Copy out the lines that have "Dollar" in them.

** BEGIN **

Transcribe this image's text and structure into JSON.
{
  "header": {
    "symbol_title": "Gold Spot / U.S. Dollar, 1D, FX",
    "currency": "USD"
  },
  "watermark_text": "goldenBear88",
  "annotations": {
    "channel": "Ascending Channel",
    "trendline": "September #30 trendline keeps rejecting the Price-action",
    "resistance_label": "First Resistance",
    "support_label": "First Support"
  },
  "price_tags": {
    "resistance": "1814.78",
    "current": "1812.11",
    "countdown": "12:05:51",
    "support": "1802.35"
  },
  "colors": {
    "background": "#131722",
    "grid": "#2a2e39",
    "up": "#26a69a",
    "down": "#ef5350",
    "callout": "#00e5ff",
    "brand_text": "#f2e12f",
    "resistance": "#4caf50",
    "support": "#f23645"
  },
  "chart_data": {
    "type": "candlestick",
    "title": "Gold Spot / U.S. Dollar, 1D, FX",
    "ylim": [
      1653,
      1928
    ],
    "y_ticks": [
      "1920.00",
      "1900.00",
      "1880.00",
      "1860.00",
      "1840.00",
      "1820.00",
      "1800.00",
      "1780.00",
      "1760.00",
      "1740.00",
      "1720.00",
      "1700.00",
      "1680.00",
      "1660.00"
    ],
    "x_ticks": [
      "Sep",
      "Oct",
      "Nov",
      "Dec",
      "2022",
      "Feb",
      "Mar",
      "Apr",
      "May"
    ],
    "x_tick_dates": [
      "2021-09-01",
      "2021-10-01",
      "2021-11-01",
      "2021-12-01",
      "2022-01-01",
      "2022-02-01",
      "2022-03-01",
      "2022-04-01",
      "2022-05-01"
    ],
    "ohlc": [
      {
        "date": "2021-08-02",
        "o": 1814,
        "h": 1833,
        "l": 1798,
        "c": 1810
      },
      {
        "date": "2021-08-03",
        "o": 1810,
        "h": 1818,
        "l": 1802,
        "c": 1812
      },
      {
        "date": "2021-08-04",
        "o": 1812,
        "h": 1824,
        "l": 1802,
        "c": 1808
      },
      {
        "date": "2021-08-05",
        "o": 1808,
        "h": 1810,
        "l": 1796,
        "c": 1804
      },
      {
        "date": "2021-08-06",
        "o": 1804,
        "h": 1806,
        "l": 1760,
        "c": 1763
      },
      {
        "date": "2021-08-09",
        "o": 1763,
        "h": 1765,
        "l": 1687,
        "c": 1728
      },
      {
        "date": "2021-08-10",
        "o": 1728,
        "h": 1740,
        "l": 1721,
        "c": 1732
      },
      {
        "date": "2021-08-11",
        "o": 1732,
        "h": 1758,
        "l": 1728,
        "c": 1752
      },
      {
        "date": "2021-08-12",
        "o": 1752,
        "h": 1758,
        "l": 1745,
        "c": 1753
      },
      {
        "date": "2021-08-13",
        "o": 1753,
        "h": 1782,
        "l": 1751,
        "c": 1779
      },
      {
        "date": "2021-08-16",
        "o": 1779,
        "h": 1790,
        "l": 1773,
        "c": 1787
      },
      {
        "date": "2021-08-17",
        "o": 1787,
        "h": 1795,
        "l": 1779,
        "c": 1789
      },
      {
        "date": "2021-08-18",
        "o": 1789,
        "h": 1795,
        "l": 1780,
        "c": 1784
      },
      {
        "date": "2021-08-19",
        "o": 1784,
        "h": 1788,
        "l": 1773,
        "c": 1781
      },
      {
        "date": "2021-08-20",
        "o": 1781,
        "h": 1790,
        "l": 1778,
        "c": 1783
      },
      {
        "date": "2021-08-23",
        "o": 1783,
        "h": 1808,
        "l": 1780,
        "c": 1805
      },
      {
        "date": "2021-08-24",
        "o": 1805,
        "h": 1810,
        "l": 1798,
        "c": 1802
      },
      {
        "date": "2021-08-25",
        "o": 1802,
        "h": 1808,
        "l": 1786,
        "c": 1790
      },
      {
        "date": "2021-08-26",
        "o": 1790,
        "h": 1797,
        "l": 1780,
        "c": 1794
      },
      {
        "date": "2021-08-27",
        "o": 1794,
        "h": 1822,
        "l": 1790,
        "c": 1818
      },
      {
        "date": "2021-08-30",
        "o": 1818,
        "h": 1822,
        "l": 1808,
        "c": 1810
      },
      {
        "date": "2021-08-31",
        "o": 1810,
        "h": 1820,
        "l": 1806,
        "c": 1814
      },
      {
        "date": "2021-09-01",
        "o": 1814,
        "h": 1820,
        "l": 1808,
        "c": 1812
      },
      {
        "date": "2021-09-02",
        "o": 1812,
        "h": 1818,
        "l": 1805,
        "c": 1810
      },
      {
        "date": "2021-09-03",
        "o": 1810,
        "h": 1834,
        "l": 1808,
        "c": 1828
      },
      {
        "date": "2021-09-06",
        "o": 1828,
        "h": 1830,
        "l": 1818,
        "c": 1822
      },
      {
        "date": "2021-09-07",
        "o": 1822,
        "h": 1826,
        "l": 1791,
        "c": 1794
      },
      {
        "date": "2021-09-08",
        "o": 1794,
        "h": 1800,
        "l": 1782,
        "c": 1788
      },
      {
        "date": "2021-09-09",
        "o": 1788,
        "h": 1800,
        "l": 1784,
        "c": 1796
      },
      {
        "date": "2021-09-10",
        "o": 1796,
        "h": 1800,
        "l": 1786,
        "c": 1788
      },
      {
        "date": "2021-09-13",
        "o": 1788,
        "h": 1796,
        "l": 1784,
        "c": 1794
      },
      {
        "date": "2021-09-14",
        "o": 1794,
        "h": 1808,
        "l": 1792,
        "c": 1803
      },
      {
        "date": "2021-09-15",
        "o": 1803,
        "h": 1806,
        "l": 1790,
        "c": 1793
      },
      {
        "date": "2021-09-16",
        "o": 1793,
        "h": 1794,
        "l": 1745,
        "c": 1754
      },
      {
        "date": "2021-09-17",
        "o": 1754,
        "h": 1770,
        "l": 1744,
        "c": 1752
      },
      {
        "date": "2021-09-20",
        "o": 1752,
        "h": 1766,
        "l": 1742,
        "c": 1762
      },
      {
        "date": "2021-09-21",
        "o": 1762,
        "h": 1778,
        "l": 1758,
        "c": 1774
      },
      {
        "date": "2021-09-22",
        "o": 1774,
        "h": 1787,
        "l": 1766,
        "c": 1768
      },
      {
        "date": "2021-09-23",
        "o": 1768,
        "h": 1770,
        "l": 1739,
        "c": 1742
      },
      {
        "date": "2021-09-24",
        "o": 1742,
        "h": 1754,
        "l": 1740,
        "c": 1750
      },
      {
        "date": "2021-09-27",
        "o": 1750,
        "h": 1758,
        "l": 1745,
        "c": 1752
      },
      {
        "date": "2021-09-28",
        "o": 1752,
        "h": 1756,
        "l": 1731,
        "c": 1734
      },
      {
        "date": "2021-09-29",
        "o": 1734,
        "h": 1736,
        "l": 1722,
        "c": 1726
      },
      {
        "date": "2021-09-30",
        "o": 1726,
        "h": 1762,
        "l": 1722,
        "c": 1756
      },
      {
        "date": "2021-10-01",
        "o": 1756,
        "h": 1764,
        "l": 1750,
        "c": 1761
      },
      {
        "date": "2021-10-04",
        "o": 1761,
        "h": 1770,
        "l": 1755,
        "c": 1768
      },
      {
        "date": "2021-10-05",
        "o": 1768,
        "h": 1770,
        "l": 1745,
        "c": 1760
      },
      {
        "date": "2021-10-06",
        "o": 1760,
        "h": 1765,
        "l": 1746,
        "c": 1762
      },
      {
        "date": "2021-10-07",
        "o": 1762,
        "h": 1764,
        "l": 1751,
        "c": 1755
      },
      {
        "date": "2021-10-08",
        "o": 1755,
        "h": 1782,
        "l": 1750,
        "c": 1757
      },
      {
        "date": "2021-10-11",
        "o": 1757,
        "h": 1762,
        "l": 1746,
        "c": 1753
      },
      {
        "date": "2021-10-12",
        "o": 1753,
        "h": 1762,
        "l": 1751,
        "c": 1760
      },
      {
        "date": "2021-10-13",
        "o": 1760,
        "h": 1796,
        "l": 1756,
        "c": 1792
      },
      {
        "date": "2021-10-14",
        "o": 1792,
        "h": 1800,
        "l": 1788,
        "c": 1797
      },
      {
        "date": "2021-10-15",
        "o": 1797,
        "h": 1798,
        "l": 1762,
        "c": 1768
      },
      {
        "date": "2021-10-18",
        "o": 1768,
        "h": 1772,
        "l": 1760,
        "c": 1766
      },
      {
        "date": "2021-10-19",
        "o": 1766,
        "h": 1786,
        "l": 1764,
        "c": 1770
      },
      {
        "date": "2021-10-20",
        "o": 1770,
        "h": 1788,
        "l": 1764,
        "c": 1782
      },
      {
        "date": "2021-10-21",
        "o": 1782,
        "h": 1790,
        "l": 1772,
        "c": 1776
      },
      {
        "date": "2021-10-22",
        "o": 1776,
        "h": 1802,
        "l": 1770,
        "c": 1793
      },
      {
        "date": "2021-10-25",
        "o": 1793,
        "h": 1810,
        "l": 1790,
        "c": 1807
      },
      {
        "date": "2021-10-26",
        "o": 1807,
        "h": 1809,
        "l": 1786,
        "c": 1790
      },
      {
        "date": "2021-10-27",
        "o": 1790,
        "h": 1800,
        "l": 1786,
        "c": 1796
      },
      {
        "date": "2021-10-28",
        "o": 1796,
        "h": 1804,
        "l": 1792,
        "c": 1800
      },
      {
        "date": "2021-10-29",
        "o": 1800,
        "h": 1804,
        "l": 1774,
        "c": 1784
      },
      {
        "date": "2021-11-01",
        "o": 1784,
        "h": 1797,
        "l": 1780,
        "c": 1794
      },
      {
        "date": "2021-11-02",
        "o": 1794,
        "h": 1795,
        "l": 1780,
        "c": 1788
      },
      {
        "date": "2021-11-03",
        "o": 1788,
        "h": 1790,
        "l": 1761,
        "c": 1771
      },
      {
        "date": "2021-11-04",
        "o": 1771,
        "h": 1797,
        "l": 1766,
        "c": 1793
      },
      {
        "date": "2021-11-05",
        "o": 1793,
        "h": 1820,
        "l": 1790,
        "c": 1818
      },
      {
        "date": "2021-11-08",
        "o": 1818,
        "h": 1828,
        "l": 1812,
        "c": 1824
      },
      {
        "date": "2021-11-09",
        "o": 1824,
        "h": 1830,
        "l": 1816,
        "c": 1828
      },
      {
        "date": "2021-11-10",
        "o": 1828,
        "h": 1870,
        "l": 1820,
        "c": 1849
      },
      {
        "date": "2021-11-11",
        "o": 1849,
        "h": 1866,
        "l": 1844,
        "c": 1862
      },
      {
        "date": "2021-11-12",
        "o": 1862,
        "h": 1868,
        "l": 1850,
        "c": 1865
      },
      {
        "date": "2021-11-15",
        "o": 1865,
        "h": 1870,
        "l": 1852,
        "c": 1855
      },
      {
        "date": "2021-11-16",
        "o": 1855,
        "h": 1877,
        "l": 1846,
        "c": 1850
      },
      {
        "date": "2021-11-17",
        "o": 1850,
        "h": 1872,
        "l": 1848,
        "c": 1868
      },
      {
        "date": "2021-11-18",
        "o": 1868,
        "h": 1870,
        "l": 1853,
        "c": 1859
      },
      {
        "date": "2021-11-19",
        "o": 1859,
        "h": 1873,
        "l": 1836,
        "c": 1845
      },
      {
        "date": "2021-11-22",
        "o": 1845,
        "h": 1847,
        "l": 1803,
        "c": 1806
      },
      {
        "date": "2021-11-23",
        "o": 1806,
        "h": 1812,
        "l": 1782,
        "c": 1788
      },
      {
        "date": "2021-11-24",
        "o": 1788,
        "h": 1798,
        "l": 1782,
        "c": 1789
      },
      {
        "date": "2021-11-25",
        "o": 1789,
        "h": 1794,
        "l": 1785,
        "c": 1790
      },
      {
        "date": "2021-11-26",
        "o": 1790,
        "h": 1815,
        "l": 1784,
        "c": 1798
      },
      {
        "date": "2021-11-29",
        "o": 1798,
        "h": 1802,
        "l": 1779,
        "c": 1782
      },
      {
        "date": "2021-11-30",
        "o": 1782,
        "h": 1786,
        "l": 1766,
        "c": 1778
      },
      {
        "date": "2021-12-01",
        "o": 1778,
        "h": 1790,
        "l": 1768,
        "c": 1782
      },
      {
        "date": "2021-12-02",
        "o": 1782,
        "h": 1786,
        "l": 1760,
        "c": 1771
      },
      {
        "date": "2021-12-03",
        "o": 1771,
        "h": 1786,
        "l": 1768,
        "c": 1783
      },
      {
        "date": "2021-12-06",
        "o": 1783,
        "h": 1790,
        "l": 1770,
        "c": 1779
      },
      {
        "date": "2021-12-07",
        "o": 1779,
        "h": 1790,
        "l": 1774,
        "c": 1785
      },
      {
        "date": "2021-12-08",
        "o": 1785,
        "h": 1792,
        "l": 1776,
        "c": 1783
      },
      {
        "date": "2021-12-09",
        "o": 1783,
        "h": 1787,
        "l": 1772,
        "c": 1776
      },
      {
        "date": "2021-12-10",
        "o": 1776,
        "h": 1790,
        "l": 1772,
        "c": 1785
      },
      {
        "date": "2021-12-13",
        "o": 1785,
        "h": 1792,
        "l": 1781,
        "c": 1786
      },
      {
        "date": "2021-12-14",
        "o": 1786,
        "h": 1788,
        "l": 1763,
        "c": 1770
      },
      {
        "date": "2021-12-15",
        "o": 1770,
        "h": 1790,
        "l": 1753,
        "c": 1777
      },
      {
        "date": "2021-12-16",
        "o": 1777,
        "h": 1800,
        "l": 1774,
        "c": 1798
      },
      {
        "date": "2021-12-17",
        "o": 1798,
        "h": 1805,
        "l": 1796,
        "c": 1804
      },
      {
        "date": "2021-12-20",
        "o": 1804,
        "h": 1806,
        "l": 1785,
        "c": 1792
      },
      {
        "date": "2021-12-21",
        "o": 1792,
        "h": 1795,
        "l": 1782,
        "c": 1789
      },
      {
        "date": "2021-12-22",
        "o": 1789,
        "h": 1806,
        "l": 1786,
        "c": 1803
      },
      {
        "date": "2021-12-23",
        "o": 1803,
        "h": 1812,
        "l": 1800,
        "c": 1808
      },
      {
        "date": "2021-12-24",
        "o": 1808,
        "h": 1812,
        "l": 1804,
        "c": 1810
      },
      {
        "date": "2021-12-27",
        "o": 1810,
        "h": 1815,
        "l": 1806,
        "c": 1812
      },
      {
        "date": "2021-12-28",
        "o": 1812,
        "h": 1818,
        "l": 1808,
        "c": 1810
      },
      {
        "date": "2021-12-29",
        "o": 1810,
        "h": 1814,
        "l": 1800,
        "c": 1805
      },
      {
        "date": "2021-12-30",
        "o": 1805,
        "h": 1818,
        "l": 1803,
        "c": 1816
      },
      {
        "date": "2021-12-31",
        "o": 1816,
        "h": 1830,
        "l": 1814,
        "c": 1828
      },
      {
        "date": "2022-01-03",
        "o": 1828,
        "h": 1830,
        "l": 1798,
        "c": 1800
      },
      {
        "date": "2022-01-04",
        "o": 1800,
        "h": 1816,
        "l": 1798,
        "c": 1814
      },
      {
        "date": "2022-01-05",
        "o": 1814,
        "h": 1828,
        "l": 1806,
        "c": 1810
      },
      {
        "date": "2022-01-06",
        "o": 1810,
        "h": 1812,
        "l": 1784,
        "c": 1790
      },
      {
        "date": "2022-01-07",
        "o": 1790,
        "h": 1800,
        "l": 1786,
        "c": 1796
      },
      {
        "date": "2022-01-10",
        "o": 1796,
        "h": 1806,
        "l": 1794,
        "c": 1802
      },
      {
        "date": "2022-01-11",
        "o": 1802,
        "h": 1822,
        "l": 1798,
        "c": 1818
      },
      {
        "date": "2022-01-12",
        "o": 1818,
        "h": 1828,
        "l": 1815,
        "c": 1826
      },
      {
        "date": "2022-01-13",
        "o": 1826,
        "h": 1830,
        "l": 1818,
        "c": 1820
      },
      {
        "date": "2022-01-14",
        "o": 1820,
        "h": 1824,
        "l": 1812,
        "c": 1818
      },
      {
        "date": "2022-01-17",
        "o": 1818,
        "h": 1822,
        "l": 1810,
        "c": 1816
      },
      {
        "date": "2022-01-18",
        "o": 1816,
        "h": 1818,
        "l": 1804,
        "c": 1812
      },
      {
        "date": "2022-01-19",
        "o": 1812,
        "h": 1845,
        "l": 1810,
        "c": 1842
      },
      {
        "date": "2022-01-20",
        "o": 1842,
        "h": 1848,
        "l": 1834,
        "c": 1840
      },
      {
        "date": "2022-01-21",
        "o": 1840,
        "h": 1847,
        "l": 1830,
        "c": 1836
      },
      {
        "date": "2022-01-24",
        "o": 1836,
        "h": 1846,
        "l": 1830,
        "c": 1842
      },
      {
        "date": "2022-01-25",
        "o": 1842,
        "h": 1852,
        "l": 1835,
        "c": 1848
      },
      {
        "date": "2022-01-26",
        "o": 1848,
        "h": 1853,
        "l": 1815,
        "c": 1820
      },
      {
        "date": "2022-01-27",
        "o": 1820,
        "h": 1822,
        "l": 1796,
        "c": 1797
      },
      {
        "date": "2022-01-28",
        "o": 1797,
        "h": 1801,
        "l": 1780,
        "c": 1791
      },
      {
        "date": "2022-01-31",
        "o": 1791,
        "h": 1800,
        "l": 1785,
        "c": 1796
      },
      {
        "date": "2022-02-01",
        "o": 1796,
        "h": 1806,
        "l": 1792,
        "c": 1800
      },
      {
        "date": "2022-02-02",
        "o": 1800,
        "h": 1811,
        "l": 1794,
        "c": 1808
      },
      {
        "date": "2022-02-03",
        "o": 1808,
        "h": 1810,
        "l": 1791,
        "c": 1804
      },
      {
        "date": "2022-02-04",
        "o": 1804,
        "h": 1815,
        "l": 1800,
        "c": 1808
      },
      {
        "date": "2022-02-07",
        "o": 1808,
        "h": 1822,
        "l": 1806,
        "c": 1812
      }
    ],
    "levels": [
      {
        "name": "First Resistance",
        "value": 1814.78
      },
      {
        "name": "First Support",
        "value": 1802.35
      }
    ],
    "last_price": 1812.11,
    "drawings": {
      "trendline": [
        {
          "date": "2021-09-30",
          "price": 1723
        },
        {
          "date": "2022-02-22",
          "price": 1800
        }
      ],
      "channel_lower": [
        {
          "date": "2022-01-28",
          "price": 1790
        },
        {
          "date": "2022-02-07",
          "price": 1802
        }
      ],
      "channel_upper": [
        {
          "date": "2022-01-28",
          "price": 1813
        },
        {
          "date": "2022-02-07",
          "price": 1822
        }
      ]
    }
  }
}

** END **

● **The answer**:
    "symbol_title": "Gold Spot / U.S. Dollar, 1D, FX",
    "title": "Gold Spot / U.S. Dollar, 1D, FX",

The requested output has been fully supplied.